**待完成任务:**
1. 根据这段关于鬼节与中秋的文字,逐行回答下列问题:
(a) 外婆说天上共有几层?
(b) 外婆用什么面做桂花饼?
(c) 上国中那年的中秋,谁来学校看望“我”?
2. 请把记录中从含有“List UI elements”的那一行到含有“x-tick-label: 30% (888, 495, 928, 516)”的那一行(首尾两行都算在内)改写成编号列表,空行不列入。

**网页摘录:**
****************************************
鬼節,一個傷感,傷懷,傷心,傷痛的日子。去了的親人就那么去了,可資紀念的一方碑石或一壟荒冢可否喚回故去的印記?
鬼節剛過,一年一度的中秋又要來臨。看著一天滿似一天的月,親人的身影不正從那清幽的月光里漸走漸近么?
在兒時的記憶中,就在這樣的時節,外婆在那彎新月下,一面揉著黍面做月餅,一面說:“娃,好好看看,月婆子里有什麼?”
我看到了月,看到月的後面還有星星。深邃的星空中,那閃爍的星星一層又一層。
於是,我問道:“星星為什麼那么多,它的的後面有什麼呀?”
外婆笑道:“傻娃啊,天上共有十八層,最遠的就是天堂了。”
我又問:“天堂為什麼看不到?”
外婆說:“天堂是好人升天才去的地方,凡人看不到。”
我又問:“壞人呢?”
“壞人只能進地獄,地獄也有十八層……”
就這樣,看著這漸盈漸圓的月,“好人”夢便伴隨謀生的腳步經歷了數不清的坎坷與曲折。
一年之中,惟有中秋之月最為明澈,最有詩意,也最富親情。
皓月清幽的光籠罩著朦朧的原野,疏影橫斜的山影樹影像一陣清風那樣,總是無聲無息的撩撥人們的心扉,讓人詠出了“舉頭望明月,低頭思故鄉”的慨嘆。
一輪皓月,召喚的是親人的團聚;一隻月餅,卻昭示著生存的軌跡。
人的一生不知要見過多少中秋的月亮,也不知吃多少中秋之月餅。可是,天上皓月雖然年年依舊,可人間之餅卻歲歲不同。
外婆總說:中秋的餅一定要圓。
她用黍面做的桂花餅不許切開,不許扳開。她總是說:“娃娃們呀,吃完一個園園的餅,一家人才能時時處處都團團又圓圓。”
她的餅曾在好些年中團聚著大姨小姨和我們。可曾幾何時,一家人為了生活勞燕分飛、各奔東西,幾年難見一次,外婆的理論也就在這歲月的滄桑中成為了過去。
上國中那年的中秋,母親來校看我,見面時從懷中小心翼翼的掏出個紙包,連聲道:“小心,小心,別又遭搶了。”
****************************************
**记录摘录:**
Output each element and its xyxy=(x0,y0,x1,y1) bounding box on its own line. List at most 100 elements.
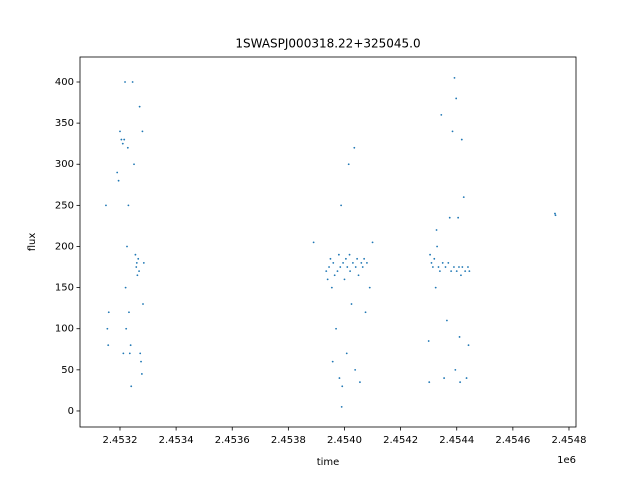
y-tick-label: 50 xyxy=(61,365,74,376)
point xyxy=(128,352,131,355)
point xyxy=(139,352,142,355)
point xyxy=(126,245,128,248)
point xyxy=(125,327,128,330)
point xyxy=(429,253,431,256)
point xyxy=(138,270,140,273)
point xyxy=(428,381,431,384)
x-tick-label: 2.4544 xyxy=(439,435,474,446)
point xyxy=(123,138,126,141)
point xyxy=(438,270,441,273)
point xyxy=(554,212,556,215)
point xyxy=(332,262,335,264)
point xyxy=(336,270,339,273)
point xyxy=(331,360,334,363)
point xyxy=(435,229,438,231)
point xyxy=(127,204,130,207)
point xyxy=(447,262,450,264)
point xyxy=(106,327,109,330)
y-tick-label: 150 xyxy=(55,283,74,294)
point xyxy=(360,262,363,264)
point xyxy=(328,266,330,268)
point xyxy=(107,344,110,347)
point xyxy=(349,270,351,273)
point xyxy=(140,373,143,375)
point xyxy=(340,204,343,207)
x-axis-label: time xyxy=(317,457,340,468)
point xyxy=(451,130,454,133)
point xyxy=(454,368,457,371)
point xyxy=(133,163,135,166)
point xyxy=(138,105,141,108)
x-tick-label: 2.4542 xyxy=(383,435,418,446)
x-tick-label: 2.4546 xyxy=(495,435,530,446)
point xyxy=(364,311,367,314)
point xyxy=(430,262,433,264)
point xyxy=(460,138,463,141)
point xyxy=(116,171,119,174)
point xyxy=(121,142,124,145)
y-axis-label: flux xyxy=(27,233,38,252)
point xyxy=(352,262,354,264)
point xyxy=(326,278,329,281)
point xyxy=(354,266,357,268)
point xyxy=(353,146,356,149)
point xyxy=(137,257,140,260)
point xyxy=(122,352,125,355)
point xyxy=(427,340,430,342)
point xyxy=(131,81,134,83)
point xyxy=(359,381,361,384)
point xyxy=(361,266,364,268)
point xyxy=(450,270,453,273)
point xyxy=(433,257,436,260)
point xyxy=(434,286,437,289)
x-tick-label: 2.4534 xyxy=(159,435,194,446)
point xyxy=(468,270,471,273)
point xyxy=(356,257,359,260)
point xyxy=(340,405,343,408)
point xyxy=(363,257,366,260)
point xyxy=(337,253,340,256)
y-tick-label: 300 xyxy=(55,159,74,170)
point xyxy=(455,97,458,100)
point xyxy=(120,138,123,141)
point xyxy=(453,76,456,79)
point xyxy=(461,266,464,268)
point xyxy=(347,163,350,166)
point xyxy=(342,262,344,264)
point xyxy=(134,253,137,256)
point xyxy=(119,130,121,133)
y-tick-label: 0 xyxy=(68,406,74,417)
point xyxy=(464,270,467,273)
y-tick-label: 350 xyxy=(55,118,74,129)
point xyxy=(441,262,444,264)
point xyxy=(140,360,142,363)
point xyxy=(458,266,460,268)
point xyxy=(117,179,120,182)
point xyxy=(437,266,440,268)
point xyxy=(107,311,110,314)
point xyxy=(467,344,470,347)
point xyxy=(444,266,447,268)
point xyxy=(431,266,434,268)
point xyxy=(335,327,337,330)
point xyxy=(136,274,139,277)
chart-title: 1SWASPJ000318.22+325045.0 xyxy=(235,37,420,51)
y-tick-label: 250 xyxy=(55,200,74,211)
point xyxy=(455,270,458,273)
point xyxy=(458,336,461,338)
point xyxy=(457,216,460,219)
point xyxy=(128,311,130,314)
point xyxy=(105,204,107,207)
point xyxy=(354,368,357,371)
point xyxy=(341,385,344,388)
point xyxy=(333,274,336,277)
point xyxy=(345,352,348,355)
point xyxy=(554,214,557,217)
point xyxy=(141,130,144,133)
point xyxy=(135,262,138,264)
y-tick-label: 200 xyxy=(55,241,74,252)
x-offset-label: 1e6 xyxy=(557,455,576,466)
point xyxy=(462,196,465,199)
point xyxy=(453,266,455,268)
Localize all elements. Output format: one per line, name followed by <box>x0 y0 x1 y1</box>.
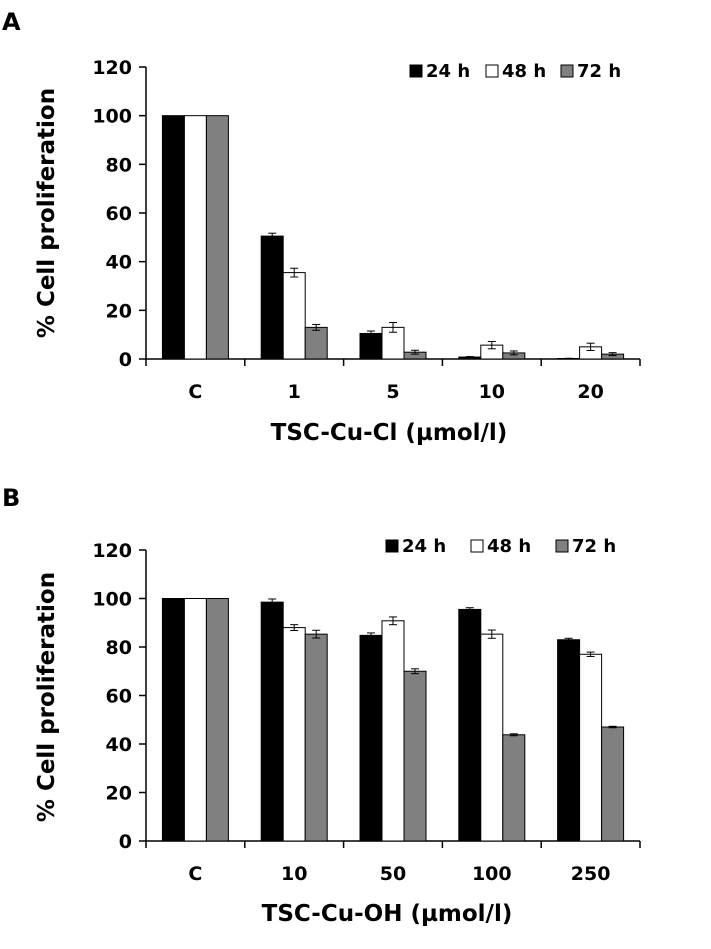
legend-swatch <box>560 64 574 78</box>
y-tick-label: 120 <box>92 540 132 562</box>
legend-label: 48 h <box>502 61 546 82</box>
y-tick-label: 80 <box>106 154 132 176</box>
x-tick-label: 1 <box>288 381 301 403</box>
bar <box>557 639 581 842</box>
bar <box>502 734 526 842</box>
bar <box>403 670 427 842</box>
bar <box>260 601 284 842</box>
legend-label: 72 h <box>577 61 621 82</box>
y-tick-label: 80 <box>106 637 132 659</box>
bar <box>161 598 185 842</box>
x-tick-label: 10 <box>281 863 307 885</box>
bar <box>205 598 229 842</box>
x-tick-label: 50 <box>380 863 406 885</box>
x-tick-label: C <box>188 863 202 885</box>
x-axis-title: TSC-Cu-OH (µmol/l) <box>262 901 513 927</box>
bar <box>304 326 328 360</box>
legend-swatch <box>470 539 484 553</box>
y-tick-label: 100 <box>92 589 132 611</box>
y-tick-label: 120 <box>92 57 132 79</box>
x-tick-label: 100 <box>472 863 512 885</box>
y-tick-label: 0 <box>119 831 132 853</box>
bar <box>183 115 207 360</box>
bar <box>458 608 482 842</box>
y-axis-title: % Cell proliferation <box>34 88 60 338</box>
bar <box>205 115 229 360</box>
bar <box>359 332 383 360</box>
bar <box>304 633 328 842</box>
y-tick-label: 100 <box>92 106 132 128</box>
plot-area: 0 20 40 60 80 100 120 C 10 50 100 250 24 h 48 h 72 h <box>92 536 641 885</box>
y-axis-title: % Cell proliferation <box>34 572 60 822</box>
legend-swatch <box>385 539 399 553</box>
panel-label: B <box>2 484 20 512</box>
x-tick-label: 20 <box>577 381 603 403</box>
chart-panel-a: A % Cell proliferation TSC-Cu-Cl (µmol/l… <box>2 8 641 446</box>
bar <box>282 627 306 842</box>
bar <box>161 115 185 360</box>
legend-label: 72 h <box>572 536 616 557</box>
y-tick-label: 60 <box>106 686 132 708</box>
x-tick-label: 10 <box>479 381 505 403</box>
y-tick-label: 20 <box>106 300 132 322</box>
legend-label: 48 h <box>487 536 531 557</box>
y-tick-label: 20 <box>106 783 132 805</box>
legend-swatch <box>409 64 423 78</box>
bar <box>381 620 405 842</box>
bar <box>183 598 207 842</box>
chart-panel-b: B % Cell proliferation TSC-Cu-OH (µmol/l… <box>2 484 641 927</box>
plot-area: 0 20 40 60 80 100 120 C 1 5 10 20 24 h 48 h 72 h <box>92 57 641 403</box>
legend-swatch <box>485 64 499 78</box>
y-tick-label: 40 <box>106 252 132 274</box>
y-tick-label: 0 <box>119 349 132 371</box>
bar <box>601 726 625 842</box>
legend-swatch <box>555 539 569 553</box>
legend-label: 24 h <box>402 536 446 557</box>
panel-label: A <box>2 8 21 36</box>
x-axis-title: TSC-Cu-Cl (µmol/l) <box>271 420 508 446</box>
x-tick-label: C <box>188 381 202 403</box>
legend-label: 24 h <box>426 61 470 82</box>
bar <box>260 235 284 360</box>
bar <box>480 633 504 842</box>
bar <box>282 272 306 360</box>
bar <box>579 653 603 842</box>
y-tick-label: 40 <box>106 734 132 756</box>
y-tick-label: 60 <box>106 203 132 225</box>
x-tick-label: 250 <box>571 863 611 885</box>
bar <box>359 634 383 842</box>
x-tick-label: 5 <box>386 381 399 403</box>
****************************************
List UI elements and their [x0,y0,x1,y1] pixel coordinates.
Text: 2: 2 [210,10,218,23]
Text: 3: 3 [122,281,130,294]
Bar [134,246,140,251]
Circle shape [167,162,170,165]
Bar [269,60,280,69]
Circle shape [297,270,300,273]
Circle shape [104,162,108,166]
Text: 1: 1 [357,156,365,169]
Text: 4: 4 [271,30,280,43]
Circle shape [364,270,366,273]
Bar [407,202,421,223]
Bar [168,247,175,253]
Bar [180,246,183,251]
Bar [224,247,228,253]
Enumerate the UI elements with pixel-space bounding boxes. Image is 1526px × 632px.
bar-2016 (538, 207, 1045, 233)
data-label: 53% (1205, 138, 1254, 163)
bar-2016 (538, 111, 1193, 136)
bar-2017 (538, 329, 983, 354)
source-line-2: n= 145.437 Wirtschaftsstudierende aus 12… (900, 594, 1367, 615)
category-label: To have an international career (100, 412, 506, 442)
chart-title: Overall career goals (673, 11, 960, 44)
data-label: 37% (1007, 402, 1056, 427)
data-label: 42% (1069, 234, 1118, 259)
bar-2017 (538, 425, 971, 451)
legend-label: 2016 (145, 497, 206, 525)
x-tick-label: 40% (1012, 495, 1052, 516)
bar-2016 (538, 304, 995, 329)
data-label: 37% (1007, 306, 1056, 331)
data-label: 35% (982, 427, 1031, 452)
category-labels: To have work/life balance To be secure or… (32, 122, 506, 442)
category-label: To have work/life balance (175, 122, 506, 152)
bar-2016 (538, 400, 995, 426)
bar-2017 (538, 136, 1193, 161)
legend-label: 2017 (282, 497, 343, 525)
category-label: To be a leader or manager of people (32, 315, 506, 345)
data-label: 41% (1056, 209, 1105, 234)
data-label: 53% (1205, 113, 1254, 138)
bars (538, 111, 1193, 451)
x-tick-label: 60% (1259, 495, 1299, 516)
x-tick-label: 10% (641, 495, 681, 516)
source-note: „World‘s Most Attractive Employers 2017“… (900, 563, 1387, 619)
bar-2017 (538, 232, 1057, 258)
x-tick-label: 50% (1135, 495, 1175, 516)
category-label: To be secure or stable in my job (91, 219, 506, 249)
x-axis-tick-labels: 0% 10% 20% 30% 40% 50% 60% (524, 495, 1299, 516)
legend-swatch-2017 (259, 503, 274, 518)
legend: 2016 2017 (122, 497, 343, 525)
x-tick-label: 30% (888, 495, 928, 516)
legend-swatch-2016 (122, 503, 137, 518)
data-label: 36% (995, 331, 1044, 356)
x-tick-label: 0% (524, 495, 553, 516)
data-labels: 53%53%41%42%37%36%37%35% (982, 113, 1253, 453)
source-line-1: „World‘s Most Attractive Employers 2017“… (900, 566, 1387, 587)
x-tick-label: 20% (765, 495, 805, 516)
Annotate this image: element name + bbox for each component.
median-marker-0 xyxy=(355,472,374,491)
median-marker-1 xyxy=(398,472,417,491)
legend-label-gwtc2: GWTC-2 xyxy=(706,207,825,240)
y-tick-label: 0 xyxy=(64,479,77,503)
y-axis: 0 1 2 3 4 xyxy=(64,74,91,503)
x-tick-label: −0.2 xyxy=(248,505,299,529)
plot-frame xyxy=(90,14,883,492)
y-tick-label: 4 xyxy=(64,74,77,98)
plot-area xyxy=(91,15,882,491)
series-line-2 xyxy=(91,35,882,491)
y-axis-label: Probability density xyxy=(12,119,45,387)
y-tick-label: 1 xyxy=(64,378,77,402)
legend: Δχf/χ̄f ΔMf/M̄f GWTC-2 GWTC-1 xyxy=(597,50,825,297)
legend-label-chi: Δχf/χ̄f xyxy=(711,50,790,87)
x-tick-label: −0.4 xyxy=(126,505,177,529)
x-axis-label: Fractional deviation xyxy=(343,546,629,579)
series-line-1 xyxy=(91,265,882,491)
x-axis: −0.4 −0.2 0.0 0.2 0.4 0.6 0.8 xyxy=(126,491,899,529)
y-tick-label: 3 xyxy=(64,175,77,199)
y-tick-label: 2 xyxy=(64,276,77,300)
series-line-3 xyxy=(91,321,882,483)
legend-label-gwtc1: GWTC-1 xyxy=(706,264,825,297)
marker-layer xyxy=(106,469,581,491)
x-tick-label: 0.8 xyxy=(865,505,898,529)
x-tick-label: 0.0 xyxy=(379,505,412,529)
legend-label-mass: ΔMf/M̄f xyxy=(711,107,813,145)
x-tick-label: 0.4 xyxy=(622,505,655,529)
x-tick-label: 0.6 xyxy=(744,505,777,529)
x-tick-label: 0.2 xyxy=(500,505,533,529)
****************************************
**各题答案:**
1.
(a) 十八层。
(b) 黍面。
(c) 母亲。

2.
1. List UI elements and their [x0,y0,x1,y1] pixel coordinates.
2. Text: 2: 2 [210,10,218,23]
3. Text: 3: 3 [122,281,130,294]
4. Bar [134,246,140,251]
5. Circle shape [167,162,170,165]
6. Bar [269,60,280,69]
7. Circle shape [297,270,300,273]
8. Circle shape [104,162,108,166]
9. Text: 1: 1 [357,156,365,169]
10. Text: 4: 4 [271,30,280,43]
11. Circle shape [364,270,366,273]
12. Bar [407,202,421,223]
13. Bar [168,247,175,253]
14. Bar [180,246,183,251]
15. Bar [224,247,228,253]
16. Enumerate the UI elements with pixel-space bounding boxes. Image is 1526px × 632px.
17. bar-2016 (538, 207, 1045, 233)
18. data-label: 53% (1205, 138, 1254, 163)
19. bar-2016 (538, 111, 1193, 136)
20. bar-2017 (538, 329, 983, 354)
21. source-line-2: n= 145.437 Wirtschaftsstudierende aus 12… (900, 594, 1367, 615)
22. category-label: To have an international career (100, 412, 506, 442)
23. chart-title: Overall career goals (673, 11, 960, 44)
24. data-label: 37% (1007, 402, 1056, 427)
25. data-label: 42% (1069, 234, 1118, 259)
26. bar-2017 (538, 425, 971, 451)
27. legend-label: 2016 (145, 497, 206, 525)
28. x-tick-label: 40% (1012, 495, 1052, 516)
29. bar-2016 (538, 304, 995, 329)
30. data-label: 37% (1007, 306, 1056, 331)
31. data-label: 35% (982, 427, 1031, 452)
32. category-labels: To have work/life balance To be secure or… (32, 122, 506, 442)
33. category-label: To have work/life balance (175, 122, 506, 152)
34. bar-2016 (538, 400, 995, 426)
35. bar-2017 (538, 136, 1193, 161)
36. legend-label: 2017 (282, 497, 343, 525)
37. category-label: To be a leader or manager of people (32, 315, 506, 345)
38. data-label: 41% (1056, 209, 1105, 234)
39. data-label: 53% (1205, 113, 1254, 138)
40. bars (538, 111, 1193, 451)
41. x-tick-label: 60% (1259, 495, 1299, 516)
42. x-tick-label: 10% (641, 495, 681, 516)
43. source-note: „World‘s Most Attractive Employers 2017“… (900, 563, 1387, 619)
44. bar-2017 (538, 232, 1057, 258)
45. x-tick-label: 50% (1135, 495, 1175, 516)
46. category-label: To be secure or stable in my job (91, 219, 506, 249)
47. x-axis-tick-labels: 0% 10% 20% 30% 40% 50% 60% (524, 495, 1299, 516)
48. legend-swatch-2017 (259, 503, 274, 518)
49. legend: 2016 2017 (122, 497, 343, 525)
50. x-tick-label: 30% (888, 495, 928, 516)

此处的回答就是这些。